TASK PROMPT -> Gather the lines below that include the string "this", copying each in full.

GIVEN RECORDS ->
--
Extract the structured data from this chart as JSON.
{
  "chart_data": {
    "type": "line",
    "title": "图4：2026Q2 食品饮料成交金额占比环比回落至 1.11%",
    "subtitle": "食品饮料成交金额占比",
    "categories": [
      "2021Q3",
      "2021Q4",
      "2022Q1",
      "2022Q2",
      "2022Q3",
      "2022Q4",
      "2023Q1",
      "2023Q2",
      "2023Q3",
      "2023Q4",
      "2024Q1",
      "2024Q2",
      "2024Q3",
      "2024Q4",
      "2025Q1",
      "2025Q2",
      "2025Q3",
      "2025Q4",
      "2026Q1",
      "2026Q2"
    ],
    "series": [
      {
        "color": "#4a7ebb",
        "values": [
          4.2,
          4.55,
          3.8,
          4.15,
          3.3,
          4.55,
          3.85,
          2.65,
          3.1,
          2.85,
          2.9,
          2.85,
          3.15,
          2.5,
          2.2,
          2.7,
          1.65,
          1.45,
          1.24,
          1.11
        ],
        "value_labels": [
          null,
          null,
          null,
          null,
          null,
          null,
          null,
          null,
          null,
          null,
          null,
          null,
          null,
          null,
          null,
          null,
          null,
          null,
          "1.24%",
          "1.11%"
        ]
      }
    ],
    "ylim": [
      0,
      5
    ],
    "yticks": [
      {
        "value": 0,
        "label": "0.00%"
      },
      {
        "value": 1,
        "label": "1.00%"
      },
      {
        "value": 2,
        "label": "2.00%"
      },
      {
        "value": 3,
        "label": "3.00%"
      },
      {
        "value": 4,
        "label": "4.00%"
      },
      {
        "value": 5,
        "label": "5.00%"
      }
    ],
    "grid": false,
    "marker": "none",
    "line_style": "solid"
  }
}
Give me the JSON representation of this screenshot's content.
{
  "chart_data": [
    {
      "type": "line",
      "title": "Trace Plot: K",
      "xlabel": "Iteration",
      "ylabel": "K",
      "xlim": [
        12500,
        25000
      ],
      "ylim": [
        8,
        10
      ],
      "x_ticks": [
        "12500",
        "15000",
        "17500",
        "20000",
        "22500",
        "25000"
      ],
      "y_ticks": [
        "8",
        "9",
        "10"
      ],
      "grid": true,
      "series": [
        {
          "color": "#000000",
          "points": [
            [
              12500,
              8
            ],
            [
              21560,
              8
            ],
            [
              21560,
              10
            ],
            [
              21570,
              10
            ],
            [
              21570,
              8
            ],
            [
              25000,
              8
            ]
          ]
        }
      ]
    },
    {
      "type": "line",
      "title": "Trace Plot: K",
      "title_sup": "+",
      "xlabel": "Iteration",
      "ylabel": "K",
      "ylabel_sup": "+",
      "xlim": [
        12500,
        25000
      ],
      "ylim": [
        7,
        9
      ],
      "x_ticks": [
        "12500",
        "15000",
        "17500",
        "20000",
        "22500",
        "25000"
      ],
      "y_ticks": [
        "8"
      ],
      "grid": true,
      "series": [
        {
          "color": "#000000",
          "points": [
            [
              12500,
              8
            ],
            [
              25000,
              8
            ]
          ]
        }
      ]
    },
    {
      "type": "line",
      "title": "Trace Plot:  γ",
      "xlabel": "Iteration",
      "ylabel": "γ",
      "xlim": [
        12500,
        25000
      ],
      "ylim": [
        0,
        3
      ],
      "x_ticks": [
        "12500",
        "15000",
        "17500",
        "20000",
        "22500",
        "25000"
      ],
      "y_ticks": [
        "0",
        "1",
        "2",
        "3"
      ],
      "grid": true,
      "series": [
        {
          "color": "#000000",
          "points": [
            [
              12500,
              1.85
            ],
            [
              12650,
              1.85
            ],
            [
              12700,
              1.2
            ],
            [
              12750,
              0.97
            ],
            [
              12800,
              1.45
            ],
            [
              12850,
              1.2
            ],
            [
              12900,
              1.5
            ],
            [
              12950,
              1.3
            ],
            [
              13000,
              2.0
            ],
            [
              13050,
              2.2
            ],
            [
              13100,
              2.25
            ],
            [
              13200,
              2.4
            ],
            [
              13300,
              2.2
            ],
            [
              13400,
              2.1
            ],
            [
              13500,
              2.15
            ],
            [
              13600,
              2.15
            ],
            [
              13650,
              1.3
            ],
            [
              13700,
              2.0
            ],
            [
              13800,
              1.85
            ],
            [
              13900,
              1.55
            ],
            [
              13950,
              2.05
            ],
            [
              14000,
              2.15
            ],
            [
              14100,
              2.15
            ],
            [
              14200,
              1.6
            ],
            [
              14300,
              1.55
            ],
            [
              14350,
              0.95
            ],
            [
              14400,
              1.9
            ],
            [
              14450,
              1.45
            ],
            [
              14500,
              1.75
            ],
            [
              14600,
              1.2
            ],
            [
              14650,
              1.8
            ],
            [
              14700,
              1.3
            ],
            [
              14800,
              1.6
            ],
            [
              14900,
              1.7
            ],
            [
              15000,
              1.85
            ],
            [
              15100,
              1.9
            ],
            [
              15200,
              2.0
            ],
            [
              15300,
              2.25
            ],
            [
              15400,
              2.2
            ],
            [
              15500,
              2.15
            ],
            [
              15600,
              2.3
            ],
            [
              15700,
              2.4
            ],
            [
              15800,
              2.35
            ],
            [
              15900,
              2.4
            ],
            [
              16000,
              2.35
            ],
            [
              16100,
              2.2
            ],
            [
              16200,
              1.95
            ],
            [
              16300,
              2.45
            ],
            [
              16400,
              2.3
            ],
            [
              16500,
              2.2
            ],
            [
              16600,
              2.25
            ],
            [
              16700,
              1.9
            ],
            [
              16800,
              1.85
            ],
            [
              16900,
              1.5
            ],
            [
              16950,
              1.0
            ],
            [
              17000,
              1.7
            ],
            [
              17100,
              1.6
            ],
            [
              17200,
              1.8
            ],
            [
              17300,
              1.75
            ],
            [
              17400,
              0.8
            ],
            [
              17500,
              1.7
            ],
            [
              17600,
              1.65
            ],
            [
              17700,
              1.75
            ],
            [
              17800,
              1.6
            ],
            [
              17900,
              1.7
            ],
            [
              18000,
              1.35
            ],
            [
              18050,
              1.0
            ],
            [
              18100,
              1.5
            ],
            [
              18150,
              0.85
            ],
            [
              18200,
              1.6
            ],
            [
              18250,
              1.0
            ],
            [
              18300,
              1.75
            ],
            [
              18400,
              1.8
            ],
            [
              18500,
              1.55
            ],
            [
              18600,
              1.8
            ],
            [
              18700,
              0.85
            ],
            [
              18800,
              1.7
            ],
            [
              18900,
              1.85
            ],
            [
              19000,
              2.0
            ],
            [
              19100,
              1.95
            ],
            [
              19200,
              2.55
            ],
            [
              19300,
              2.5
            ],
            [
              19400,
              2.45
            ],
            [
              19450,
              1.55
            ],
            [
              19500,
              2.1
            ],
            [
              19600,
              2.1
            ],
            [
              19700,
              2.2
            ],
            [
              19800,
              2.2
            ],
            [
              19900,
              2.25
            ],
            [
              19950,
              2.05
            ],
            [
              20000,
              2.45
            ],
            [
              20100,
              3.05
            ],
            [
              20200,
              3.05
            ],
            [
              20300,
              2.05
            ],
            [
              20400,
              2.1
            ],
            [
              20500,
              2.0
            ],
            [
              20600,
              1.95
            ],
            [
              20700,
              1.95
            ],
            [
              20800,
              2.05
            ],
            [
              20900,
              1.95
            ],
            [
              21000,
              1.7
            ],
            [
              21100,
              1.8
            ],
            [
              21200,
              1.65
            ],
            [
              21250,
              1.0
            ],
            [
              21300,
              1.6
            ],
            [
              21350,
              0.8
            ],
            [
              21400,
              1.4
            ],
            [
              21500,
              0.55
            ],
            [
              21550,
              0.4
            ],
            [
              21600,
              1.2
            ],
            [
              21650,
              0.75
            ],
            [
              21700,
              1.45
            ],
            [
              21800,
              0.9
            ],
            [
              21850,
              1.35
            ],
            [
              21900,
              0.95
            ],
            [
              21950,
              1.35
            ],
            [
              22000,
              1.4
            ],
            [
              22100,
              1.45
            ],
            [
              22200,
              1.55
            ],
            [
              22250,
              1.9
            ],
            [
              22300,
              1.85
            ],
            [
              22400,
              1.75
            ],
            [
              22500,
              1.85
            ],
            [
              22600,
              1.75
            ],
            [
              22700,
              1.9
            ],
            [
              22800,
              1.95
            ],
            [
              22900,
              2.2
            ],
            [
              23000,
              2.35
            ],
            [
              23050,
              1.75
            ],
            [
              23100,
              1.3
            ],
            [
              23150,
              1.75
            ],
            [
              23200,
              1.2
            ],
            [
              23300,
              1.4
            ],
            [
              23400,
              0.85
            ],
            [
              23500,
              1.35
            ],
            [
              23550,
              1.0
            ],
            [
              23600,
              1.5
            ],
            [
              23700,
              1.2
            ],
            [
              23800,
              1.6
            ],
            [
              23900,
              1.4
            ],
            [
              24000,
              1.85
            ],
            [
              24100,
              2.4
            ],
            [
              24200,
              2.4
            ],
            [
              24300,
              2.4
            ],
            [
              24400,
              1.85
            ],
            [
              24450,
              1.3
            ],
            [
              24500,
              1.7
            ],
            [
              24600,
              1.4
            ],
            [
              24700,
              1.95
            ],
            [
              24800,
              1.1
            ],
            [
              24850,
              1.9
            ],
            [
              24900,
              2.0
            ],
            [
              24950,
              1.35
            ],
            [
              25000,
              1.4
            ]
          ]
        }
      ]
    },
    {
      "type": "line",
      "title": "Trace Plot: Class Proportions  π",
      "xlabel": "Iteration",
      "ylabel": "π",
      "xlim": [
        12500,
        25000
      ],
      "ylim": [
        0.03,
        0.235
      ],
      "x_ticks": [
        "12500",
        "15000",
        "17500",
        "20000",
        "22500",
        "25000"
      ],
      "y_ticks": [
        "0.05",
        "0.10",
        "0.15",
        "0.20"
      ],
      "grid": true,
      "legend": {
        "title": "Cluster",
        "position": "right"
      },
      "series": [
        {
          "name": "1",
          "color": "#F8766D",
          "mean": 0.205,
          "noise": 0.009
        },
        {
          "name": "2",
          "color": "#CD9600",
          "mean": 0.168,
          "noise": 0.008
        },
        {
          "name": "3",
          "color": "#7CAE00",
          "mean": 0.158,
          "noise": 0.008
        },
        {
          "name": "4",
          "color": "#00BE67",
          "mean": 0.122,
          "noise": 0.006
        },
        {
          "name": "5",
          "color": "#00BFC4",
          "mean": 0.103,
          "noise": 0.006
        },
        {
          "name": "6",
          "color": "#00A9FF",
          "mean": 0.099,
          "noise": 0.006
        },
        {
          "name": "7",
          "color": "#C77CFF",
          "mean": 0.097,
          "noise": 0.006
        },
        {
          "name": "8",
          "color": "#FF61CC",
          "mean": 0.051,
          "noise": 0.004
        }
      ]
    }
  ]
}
--
FINISHED TASK ->
Extract the structured data from this chart as JSON.
Give me the JSON representation of this screenshot's content.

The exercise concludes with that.